[Records from a collection of figures]
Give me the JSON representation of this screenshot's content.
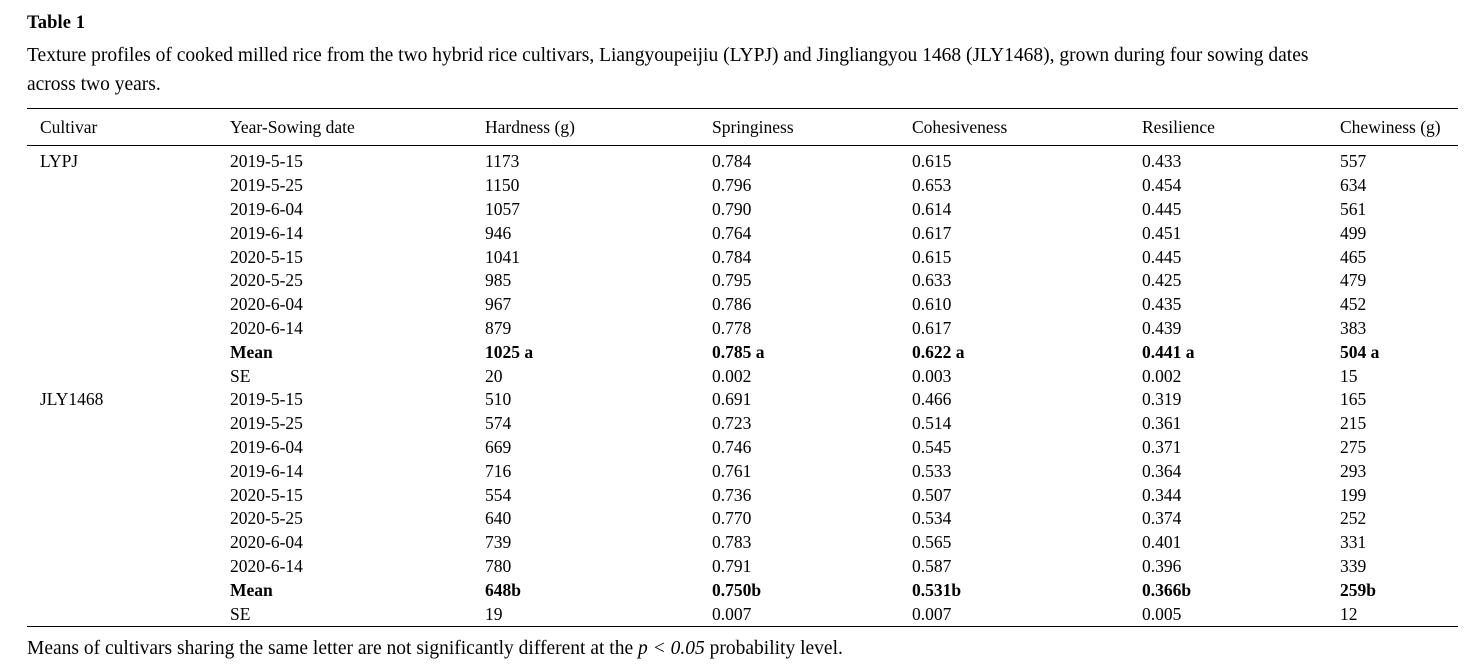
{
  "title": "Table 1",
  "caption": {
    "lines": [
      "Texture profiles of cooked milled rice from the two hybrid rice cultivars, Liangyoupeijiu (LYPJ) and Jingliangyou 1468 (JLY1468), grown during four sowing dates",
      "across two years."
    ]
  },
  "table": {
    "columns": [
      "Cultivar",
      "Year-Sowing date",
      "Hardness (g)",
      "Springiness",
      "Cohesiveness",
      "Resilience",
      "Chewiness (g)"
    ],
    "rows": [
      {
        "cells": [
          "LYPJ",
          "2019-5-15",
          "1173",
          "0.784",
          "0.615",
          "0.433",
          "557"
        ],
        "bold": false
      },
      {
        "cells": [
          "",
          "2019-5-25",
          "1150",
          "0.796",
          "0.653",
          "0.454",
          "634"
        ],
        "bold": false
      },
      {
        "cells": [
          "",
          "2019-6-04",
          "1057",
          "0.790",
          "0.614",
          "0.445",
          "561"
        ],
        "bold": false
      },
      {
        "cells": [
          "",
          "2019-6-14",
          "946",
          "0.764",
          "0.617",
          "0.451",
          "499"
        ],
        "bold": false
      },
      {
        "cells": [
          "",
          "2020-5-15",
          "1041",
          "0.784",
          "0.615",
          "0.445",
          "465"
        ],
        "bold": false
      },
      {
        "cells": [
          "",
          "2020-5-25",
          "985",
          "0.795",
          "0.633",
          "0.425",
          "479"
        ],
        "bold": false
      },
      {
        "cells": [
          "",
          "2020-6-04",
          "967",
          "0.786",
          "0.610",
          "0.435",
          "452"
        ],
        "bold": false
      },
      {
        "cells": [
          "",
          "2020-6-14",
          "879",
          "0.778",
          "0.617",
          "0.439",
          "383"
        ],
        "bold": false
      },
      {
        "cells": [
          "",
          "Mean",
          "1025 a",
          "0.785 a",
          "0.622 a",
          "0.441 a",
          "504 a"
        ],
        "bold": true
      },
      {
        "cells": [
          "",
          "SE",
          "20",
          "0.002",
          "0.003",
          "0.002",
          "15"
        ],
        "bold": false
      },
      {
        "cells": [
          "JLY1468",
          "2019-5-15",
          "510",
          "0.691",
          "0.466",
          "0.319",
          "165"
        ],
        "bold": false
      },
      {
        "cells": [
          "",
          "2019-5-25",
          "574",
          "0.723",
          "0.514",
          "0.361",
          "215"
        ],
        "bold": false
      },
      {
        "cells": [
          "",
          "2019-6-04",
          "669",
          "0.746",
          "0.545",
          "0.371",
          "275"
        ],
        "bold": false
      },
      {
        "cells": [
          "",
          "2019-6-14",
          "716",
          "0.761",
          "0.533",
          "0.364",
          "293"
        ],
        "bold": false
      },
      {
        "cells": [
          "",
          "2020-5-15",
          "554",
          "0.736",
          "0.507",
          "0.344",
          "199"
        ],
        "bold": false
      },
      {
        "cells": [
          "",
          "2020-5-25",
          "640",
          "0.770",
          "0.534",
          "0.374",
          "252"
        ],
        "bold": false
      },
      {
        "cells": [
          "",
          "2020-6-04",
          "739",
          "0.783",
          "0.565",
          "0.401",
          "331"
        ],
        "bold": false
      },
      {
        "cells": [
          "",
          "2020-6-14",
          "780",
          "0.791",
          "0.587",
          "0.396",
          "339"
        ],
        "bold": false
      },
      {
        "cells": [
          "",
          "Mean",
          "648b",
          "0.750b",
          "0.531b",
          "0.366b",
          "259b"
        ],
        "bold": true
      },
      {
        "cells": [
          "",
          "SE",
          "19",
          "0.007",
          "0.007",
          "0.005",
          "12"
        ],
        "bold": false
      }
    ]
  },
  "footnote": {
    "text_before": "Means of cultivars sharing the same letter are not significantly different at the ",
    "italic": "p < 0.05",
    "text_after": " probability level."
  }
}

...

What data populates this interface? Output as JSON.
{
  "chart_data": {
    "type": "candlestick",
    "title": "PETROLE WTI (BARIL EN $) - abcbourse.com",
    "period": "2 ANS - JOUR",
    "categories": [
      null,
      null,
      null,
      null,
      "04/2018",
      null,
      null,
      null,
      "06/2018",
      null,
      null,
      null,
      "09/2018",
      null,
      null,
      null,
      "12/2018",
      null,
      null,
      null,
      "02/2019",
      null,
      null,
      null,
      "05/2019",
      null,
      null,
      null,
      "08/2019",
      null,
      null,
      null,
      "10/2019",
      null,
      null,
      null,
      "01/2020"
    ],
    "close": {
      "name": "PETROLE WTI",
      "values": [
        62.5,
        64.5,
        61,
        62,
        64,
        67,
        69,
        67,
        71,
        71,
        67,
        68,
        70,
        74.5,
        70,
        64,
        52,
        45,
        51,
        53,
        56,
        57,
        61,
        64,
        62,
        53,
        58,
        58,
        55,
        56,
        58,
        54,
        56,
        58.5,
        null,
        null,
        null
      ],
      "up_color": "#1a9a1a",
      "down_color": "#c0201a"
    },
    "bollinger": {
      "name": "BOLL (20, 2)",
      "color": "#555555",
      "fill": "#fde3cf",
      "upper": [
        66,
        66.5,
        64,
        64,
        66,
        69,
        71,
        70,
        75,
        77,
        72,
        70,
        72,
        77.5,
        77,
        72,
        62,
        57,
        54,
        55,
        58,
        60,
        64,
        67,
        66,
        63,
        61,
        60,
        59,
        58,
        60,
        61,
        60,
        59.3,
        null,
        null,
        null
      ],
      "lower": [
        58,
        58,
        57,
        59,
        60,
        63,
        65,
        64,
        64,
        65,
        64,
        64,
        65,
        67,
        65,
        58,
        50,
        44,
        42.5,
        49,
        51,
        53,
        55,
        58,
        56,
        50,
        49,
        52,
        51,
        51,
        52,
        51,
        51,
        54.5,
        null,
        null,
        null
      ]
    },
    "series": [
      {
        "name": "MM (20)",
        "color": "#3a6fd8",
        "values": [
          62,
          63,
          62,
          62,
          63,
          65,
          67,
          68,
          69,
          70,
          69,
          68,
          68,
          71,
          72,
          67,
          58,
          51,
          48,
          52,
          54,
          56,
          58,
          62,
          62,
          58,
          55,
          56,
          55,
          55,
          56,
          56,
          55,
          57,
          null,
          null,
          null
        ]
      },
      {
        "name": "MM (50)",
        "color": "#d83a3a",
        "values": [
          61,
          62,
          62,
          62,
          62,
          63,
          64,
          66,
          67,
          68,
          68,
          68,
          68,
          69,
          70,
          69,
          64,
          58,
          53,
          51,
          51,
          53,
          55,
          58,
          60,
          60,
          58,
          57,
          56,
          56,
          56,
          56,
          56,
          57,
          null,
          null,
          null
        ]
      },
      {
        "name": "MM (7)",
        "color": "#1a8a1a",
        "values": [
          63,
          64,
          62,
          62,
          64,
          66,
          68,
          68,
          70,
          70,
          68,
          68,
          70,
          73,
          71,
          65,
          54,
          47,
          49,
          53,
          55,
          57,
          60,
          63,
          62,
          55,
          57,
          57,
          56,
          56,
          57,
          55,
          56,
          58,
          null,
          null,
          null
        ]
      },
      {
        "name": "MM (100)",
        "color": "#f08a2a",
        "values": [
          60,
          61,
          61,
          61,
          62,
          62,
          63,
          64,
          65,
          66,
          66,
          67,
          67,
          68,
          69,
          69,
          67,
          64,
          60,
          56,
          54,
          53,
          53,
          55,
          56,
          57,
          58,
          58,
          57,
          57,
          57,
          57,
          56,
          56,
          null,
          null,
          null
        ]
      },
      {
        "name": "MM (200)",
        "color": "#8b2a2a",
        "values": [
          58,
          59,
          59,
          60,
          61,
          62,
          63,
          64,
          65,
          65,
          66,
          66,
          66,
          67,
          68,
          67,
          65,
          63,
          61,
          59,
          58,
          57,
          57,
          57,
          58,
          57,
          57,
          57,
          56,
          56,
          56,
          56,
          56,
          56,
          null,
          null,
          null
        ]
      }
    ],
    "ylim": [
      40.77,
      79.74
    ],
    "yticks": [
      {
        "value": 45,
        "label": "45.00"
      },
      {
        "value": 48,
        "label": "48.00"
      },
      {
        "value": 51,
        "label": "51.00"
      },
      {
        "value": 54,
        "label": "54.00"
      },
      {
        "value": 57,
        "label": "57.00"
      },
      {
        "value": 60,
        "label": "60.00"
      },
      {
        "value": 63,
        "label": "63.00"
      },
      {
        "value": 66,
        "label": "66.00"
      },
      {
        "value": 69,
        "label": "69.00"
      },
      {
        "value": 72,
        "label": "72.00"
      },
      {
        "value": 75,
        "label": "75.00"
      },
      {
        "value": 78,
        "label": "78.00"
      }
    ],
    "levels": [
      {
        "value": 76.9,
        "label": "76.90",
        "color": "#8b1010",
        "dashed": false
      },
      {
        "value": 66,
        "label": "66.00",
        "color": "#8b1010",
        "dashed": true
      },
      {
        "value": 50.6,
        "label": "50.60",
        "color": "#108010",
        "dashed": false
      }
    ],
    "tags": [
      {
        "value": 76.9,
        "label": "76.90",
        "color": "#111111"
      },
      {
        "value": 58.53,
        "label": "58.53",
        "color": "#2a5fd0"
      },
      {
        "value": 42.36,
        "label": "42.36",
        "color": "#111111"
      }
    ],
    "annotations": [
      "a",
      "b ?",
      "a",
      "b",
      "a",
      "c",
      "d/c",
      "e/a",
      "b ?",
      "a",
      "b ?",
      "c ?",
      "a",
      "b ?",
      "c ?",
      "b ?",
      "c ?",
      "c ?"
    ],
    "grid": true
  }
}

* **STATED GOAL**
Pick out the lines that contain "true" and copy them.

* **TASK OUTPUT**
        "bold": true
        "bold": true
        "dashed": true
    "grid": true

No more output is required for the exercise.